Artigo »
····················

Em 2024, Guimarães é novamente epicentro da arte têxtil contemporânea, com a nova edição da bienal Contextile. O evento, acompanhado por uma série de conferências, workshops e exposições, entre as quais do país convidado Canadá, do artista em destaque Josep Grau-Garriga, a exposição internacional, as residências artísticas e as propostas escolares nacionais, ergue-se como um vasto tear histórias, intenções e saberes. Artistas de todo o mundo são convidados a explorar a essência do tecido não apenas como material, mas como linguagem. O resultado é um encontro de padrões, formatos e tonalidades, que carregam consigo várias linhagens temporais; cada peça, artéria das memórias e dos jeitos que a principiaram, afinados pela modernidade do ato e do seu pensamento potência, e um entender dos obstáculos no horizonte.

Na 7ª edição, Contextile propõe-se a ser um espaço de reflexão sobre o legado, a sustentabilidade e o futuro do têxtil. Partindo do conceito do “Toque”, a discussão estende-se aos desafios de viver num mundo em rede. Nesta intrincada tapeçaria existencial, em que os fios da vida quotidiana se entrelaçam e reconvertem em novas normalidades, a reflexão sobre a relação entre o têxtil e o tato agiganta-se. O mundo cresce densamente tecido pela tecnologia e alicerça a nossa identidade em máquinas e memórias feitas por máquinas, indiferente à tangibilidade das coisas. “Apaixonamo-nos pelas novas tecnologias, não só porque as máquinas possuem sentidos aumentados e múltiplos (vêm e ouvem ‘melhor’, são mais rápidas, mais fortes, etc.), mas porque controlam as nossas memórias e as nossas emoções”[1]. Espectadores das nossas vidas, o tato enfraquece-se à medida que aumentam realidades cibernáuticas e a inteligência artificial. Não bastasse o isolamento, a avidez pelo progresso e a ambição de maiores níveis de produtividade, promovem o fabrico de materiais sintéticos e tecidos digitais que alteram e/ou diminuem a autenticidade e a profundidade da experiência tátil. A função perece o sensível.

Imaginemos os antigos tecelões de mãos hábeis e eruditas, que vão além do objeto para conservar nas fibras tudo aquilo que não tem nome nem forma. Nesses momentos, o toque e a memória do movimento gravada das mãos tornam-se um ato de devoção, em comunhão íntima com o mundo material. Contudo, este laço sagrado vai-se perdendo, na troca do têxtil pelo efémero, na corrida ao digital e ao ainda não inventado. Olvidamos que do toque se despertam relações humanas e o nosso envolvimento com o mundo. Afinal o que perdemos na busca do abstrato?

····················

Lista de entradas »
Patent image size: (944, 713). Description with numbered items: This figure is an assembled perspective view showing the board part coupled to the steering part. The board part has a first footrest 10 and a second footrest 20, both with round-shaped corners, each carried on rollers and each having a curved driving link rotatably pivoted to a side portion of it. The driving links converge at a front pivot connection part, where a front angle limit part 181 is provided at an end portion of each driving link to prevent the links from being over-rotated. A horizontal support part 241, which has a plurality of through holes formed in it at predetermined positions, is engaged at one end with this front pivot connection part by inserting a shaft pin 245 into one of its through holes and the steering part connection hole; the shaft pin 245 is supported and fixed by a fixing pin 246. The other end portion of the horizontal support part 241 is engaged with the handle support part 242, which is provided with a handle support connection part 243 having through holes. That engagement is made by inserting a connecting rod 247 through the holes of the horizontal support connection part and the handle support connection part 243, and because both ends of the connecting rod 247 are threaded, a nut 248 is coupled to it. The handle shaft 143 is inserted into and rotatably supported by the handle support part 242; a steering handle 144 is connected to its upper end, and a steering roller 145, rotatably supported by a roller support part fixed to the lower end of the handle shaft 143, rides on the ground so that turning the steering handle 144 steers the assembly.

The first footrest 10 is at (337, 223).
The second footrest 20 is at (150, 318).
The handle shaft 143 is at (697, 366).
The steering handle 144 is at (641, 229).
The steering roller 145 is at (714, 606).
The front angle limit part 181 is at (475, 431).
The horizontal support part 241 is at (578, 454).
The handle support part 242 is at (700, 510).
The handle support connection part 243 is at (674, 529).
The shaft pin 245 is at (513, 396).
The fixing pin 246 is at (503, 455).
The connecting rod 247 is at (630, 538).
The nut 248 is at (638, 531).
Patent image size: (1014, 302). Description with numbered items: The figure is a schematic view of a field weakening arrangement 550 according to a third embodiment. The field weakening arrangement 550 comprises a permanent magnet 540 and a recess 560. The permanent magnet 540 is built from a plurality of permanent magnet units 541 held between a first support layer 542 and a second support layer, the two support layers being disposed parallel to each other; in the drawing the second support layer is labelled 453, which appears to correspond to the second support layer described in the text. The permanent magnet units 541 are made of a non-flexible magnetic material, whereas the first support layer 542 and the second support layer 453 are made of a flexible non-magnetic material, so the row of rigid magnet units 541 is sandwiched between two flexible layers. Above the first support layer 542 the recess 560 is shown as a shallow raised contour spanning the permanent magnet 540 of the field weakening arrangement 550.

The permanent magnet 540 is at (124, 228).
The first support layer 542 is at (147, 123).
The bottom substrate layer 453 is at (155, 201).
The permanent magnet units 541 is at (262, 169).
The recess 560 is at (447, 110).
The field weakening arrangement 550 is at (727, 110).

····················

Tarefas »
1. Indique os temas que, segundo o artigo sobre a Contextile, a 7ª edição se propõe refletir.
2. Prossiga o artigo sobre a bienal Contextile a partir da última frase apresentada.

Respostas »
1.
- o legado
- a sustentabilidade
- o futuro do têxtil

2.
No ambiente panóptico desta era, entre o discreto, o perigoso e o essencial, “importa conectar comunidades e territórios da cultura têxtil…”, referem Cláudia Melo e Janis Jefferies, curadores da exposição internacional. É premente repensar o sentido do tato, reinventá-lo para que resista e se afirme neste cruzamento de realidades: a herança do saber analógico individual e a imprevisibilidade criativa do tecnológico coletivo.

Entre as várias perspetivas apresentadas, destaque para a referida exposição internacional, espaço solar da bienal, onde 57 obras, de 50 artistas, se dedicam ao toque de maneiras distintas. Artistas como o francês Arnaud Cohen, ou a polidisciplinar dupla artística húngara Judit Eszter Kárpáti e Esteban de la Torre, exploram a interseção entre a tradição artesanal e a emergência tecnológica. Em Winter Over Europe 7, Circe, Cohen combina uma tapeçaria belga do século XVIII com imagens geradas por IA, enfatizando o contraste material e computacional. Nas entrelinhas, o retrato de um episódio da odisseia de Ulisses, pista que nos é dada no título, referência direta à feiticeira da epopeia que transforma os tripulantes de Ulisses em porcos facilmente manipuláveis. A metáfora é um olhar sobre o presente e o real alienado pelo mundo digital, o qual atua sobre nós como uma droga – peões dependentes e isolados. Em Dung Dkar Cloak, uma instalação interativa propõe um têxtil híbrido, capaz de desdobrar a matéria no domínio visual e sonoro. Uma experiência multissensorial onde o toque do visitante sobre padrões fractais tecidos em jacquard são sonorizados em tempo real, gerando um musical ao vivo, segundo o binómio toque e sua ausência, mais ainda da profundidade desse gesto. Pelo seu pensamento algorítmico, as duas obras atestam as possibilidades e a estética dos têxteis multissensoriais aumentados, como contributo para a compreensão e o desenvolvimento de novas formas de interação.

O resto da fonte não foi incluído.